» **GOAL OF THE EXERCISE**
For every line in the data below that contains "Enter", copy the line.

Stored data
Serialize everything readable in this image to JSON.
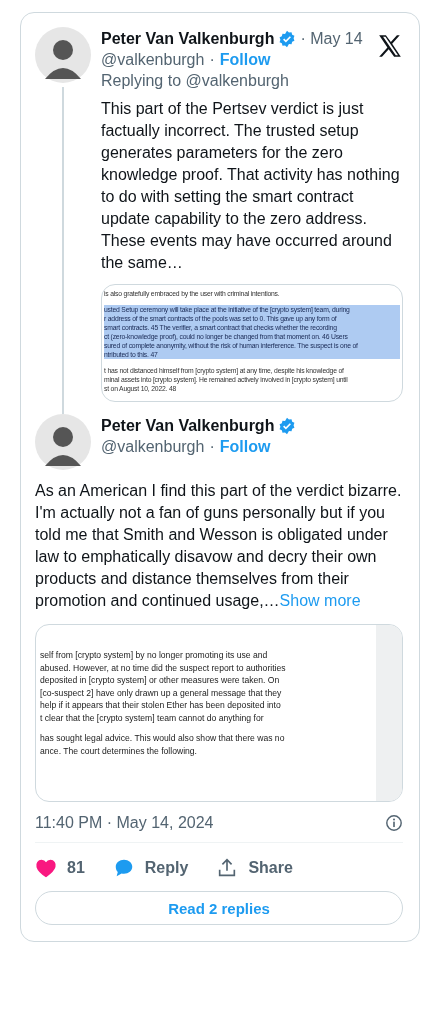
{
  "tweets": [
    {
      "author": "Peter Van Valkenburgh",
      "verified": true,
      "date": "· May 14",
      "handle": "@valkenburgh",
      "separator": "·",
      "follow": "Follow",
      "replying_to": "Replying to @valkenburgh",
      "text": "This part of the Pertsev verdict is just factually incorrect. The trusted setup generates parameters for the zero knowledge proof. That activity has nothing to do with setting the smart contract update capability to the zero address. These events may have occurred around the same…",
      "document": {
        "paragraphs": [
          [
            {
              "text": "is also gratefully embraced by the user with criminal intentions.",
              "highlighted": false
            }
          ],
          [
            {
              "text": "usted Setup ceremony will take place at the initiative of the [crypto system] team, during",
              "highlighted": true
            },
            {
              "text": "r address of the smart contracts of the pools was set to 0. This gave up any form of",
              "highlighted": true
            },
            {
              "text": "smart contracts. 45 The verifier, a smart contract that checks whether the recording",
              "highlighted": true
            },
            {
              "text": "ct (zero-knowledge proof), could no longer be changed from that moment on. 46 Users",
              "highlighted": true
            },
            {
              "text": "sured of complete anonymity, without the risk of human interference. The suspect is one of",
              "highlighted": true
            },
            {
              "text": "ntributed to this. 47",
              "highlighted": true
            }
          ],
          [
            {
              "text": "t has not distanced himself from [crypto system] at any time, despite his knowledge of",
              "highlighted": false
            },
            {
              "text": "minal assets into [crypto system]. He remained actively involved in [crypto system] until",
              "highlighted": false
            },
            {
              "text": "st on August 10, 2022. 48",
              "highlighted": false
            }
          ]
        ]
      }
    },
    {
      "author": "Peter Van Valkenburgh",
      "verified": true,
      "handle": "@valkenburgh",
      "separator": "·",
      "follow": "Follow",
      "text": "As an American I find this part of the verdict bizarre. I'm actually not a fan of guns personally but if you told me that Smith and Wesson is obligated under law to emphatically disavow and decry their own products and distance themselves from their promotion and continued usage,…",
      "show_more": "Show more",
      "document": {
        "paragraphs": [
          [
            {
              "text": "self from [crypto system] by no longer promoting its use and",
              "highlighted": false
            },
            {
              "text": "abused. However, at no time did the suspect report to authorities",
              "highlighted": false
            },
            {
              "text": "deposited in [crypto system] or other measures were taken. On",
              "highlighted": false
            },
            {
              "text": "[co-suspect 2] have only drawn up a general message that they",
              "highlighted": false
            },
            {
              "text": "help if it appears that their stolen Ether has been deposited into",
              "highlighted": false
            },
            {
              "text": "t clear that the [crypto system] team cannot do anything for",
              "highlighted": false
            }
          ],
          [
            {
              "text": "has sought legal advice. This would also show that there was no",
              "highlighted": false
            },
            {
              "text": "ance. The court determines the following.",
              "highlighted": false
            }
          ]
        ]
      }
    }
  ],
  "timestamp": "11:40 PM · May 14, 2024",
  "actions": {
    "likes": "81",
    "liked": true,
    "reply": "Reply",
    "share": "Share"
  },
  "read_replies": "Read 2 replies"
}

...

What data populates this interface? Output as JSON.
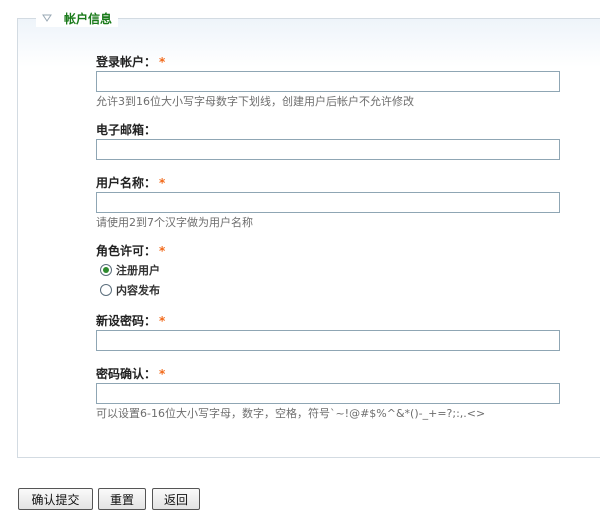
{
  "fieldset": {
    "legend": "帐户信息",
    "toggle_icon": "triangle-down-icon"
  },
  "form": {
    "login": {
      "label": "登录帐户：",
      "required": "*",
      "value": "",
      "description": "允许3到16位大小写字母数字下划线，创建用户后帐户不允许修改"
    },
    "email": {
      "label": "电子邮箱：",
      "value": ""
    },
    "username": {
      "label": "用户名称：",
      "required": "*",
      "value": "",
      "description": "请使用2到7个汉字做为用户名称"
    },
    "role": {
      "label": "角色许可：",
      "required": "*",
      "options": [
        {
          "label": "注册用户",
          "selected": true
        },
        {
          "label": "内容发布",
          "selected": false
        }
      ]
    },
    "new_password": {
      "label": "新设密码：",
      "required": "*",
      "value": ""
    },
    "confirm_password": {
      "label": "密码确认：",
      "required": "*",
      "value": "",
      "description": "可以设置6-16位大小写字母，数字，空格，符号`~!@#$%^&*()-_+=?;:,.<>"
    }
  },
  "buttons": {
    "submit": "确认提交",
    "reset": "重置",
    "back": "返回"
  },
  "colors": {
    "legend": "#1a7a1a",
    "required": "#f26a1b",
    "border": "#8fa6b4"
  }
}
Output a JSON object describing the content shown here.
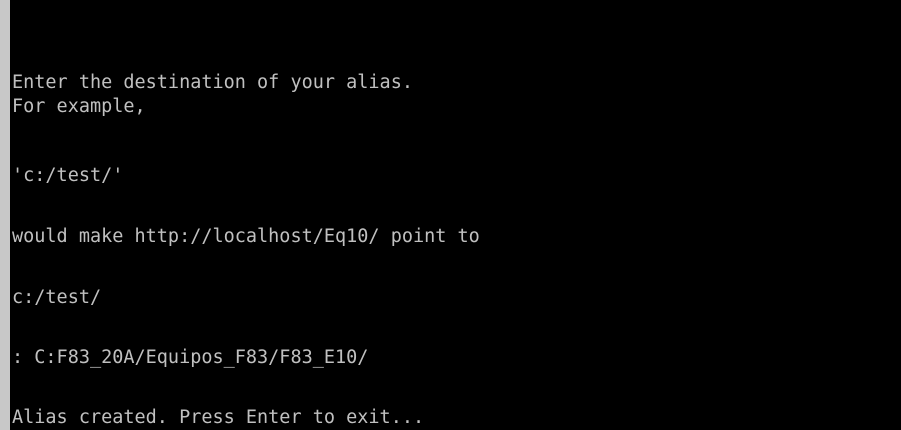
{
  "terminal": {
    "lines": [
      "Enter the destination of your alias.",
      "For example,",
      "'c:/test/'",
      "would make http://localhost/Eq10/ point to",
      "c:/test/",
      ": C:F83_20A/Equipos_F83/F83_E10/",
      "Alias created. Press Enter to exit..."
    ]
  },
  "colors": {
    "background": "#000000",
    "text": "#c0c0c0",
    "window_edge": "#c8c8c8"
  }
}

...

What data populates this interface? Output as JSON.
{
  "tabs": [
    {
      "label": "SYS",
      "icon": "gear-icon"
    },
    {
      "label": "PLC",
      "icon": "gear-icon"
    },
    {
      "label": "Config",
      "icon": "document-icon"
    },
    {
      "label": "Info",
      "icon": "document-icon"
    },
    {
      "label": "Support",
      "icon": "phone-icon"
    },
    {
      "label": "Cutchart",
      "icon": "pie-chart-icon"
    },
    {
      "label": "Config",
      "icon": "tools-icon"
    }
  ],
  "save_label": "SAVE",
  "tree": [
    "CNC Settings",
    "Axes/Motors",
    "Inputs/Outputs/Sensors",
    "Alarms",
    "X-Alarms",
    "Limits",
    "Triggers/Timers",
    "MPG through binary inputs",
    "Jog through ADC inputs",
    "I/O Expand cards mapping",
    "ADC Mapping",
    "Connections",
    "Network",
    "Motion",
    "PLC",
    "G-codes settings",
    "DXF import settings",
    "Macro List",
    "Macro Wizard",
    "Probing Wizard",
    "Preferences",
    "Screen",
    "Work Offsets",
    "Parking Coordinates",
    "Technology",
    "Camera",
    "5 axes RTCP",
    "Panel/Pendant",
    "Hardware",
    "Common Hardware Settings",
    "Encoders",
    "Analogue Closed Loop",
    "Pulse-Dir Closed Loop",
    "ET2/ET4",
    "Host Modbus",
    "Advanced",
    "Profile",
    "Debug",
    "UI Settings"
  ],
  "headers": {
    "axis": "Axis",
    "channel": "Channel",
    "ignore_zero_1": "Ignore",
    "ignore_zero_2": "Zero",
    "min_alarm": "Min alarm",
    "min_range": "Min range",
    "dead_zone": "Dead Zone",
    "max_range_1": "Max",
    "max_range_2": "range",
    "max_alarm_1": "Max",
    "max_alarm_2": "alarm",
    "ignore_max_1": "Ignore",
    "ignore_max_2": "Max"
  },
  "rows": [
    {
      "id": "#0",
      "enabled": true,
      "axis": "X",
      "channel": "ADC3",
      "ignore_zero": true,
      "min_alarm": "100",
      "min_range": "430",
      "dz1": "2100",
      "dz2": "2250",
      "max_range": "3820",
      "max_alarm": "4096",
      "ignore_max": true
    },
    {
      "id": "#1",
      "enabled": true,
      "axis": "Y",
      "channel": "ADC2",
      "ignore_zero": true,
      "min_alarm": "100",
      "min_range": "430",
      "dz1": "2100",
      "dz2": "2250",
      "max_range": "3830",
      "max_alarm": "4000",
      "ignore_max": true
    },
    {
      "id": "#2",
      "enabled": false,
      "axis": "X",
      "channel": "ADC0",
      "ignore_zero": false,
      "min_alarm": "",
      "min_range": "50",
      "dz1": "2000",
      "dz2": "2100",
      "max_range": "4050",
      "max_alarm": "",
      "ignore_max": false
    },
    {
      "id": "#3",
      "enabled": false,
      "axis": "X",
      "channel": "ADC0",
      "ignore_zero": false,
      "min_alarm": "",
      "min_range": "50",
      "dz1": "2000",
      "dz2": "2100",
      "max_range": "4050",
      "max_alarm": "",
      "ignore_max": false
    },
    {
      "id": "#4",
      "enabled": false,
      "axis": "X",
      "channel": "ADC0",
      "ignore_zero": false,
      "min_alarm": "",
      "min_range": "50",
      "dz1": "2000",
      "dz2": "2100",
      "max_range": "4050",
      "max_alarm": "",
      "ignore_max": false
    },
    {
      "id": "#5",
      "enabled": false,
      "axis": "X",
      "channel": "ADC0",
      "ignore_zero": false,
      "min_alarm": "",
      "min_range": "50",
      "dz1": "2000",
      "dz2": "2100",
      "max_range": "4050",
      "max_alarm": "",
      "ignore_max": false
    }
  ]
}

» **OUTPUT OF THE EXERCISE**
      "Enter the destination of your alias.",
      "Alias created. Press Enter to exit..."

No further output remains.